Ummu Syaikhah Stacy binti Anam (born 18 August 1990), known professionally as Stacy, is a Malaysian singer, composer, songwriter who rose to fame after winning the sixth season of Akademi Fantasia, receiving 43% of over 3.8 million votes. Her debut album, Aku Stacy, was released on 9 March 2009. She's also known as  Dancing Queen of Malaysia, and has been cited as Ratu Pop. As a composer and lyricist, she is known as  Bunga Cantik.

Early life 
Stacy was born in Kota Kinabalu to  Anam Bayar and Agnes Kaloos. She began her studies at SRK St. Joseph, then to St. Michael's Secondary School, Penampang. Due to her family's financial problem, she had no choice but to drop out of school at the age of 16 when she was in Secondary 4. To support her family, she became a singer in local clubs.

Prior to her audition for AF6, Stacy tried out for other notable singing reality shows, such as One in a Million 1, and also Gang Starz in which she teamed up with her brother, Camellus De'lleli Anam, to form a group named E-voke. However, she only made it to the semi-finals before they were booted out. Her decision to audition for AF6 was derived from her mother's suggestion as soon as she turned 18.

Stacy was also given a full scholarship to continue her studies in Limkokwing University Of Creative Technology. She studied in Diploma of Music and Art, and began her first semester in February 2010.

Musical career

Akademi Fantasia 

Stacy competed against thirteen other contestants to win Season 6 of Akademi Fantasia. The judging panel often harbours her performances with praises every week for being consistent, which implied her as the front-runner of the season. Ramli M.S., the academy principal of AF6 complimented Stacy as a loyal student who is very serious in learning something new. According to him, Stacy is always focus during each lesson and applied all the lessons that she learned during her performances on stage. Throughout the competition, Stacy remained at top three when the voting session was closed at the end of every concert, with four collective highest votes. Before the finale concert, three out of four media reporters predicted her to be the winner of the show. At the end of the finale, the prediction came true when she was crowned as the sixth winner of the show, beating four other students, with a vote of 43%.

2008–2010: Aku Stacy 
Stacy's coronation song "Aku Stacy" was released immediately after her win and it became a huge success. The song quickly became her first number one single in Carta Era for two weeks, as well as topping Carta 30 Era at number one. It stayed in the chart for 22 weeks, making its own history as one of the songs that stayed in the chart for a long period of time. The single also entered Muzik FM chart at number 9. The song slowly climbed to top the chart at No. 1, making it as Stacy's first No. 1 single in the chart. In Hot FM 30, the song only managed to peak at number 14 before finally dropping out from the chart. In Muzik Muzik, it peaked at No. 3.

• REQUIREMENTS: Write the next part of the Stacy biography, picking up after its last sentence about the song's chart peak in Muzik Muzik.

• RECORD SET:

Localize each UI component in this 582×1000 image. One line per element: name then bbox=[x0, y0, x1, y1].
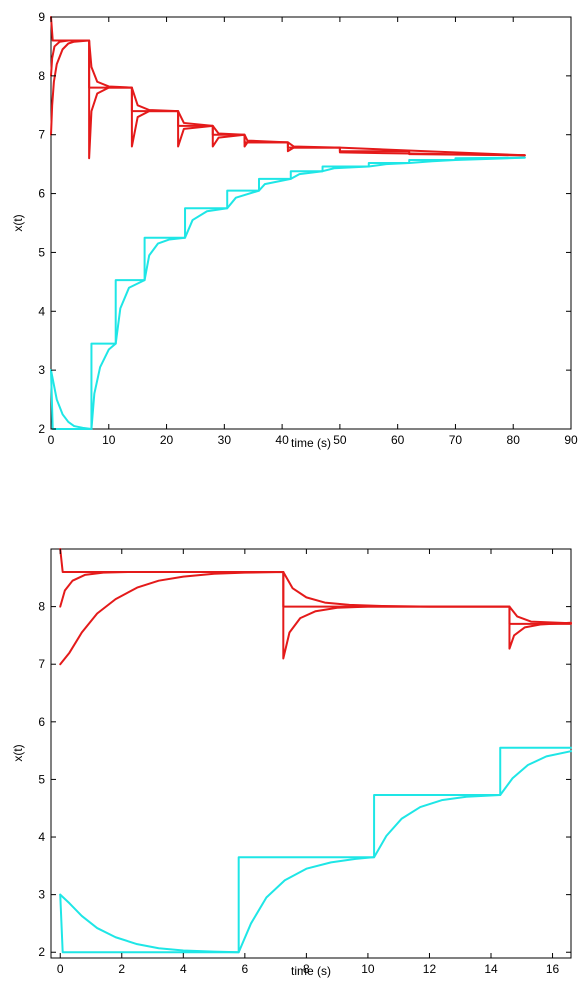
bottom-x-tick-label: 14 bbox=[484, 962, 498, 976]
top-plot-frame bbox=[50, 16, 572, 430]
top-upper-curve-line-1 bbox=[50, 39, 526, 160]
bottom-x-tick-label: 16 bbox=[546, 962, 560, 976]
bottom-upper-curve-line-2 bbox=[59, 571, 572, 625]
bottom-series-group bbox=[59, 548, 572, 954]
bottom-plot-frame bbox=[50, 548, 572, 959]
bottom-x-tick-label: 0 bbox=[57, 962, 64, 976]
top-y-tick-label: 3 bbox=[38, 363, 45, 377]
top-x-tick-label: 50 bbox=[333, 433, 347, 447]
top-y-tick-label: 2 bbox=[38, 422, 45, 436]
top-x-tick-label: 80 bbox=[507, 433, 521, 447]
bottom-y-tick-label: 7 bbox=[38, 657, 45, 671]
bottom-x-tick-label: 6 bbox=[242, 962, 249, 976]
top-series-group bbox=[50, 16, 526, 430]
top-y-tick-label: 5 bbox=[38, 245, 45, 259]
top-x-tick-label: 10 bbox=[102, 433, 116, 447]
top-lower-curve-line-4 bbox=[50, 156, 526, 430]
bottom-x-tick-label: 4 bbox=[180, 962, 187, 976]
top-y-tick-label: 7 bbox=[38, 128, 45, 142]
bottom-x-tick-label: 8 bbox=[303, 962, 310, 976]
bottom-x-tick-label: 10 bbox=[361, 962, 375, 976]
bottom-y-tick-label: 4 bbox=[38, 830, 45, 844]
top-x-tick-label: 90 bbox=[564, 433, 578, 447]
top-x-tick-label: 30 bbox=[218, 433, 232, 447]
bottom-x-axis-label: time (s) bbox=[291, 964, 331, 978]
top-x-tick-label: 0 bbox=[48, 433, 55, 447]
top-x-tick-label: 40 bbox=[275, 433, 289, 447]
top-y-tick-label: 4 bbox=[38, 304, 45, 318]
top-x-tick-label: 20 bbox=[160, 433, 174, 447]
top-chart: 0 10 20 30 40 50 60 70 80 90 2 3 4 5 6 7 8 9 time (s) x(t… bbox=[11, 10, 578, 450]
bottom-y-tick-label: 8 bbox=[38, 600, 45, 614]
top-y-axis-label: x(t) bbox=[11, 214, 25, 231]
bottom-y-tick-label: 3 bbox=[38, 888, 45, 902]
bottom-y-tick-label: 5 bbox=[38, 772, 45, 786]
bottom-x-tick-label: 2 bbox=[118, 962, 125, 976]
top-lower-step-line-3 bbox=[50, 156, 526, 430]
top-ticks-group: 0 10 20 30 40 50 60 70 80 90 2 3 4 5 6 7 8 9 bbox=[38, 10, 578, 447]
bottom-lower-step-line-3 bbox=[59, 746, 572, 954]
bottom-y-tick-label: 6 bbox=[38, 715, 45, 729]
bottom-upper-curve-line-1 bbox=[59, 571, 572, 666]
top-x-tick-label: 70 bbox=[449, 433, 463, 447]
top-y-tick-label: 6 bbox=[38, 187, 45, 201]
bottom-y-tick-label: 2 bbox=[38, 945, 45, 959]
top-x-tick-label: 60 bbox=[391, 433, 405, 447]
bottom-upper-step-line-0 bbox=[59, 548, 572, 625]
top-y-tick-label: 8 bbox=[38, 69, 45, 83]
top-x-axis-label: time (s) bbox=[291, 436, 331, 450]
bottom-lower-curve-line-4 bbox=[59, 750, 572, 954]
top-y-tick-label: 9 bbox=[38, 10, 45, 24]
bottom-x-tick-label: 12 bbox=[423, 962, 437, 976]
top-upper-curve-line-2 bbox=[50, 39, 526, 157]
bottom-y-axis-label: x(t) bbox=[11, 744, 25, 761]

• TASK OUTPUT:
Following the successful release of her first single, Stacy's own show "Aku Stacy" was launched in Astro Ria. The show featured her journey in the entertainment industry after her win. In the meantime, her first compilation live album, The Best of Stacy was released in September 2008 which featured all of her ten performances in Akademi Fantasia, excluding the fifth concert. The album was well-received as it sold thousand copies in the first week.

In December 2008, the song "Aku Stacy" made it to the final round of Anugerah Juara Lagu, an annual award show in Malaysia to honour the best Malay song every year, a rare accomplishment made by newcomers in the industry. Despite her busy schedules to be fully prepared for Anugerah Juara Lagu, Stacy's second single, "Gagap", premiered in the season finale of Sehati Berdansa. The song is commercially successful as it becomes her second single to reach Top 5 in most charts. In Carta Era, the single has peaked at number 2 and was held off by Adam's "Benar-Benar". In Carta Hot Fm, the song debuted at number 17 and went to peak at number 5. The song also entered Carta Muzik FM at number 10, and eventually peaked at number 4. In Carta Muzik Muzik, the second peaked at number 2, being held of by Adam's "Benar-Benar". Along with Nubhan, fellow student of AF6, Stacy was listed fourth in Murai's list of "Most Outstanding Newcomers of 2008".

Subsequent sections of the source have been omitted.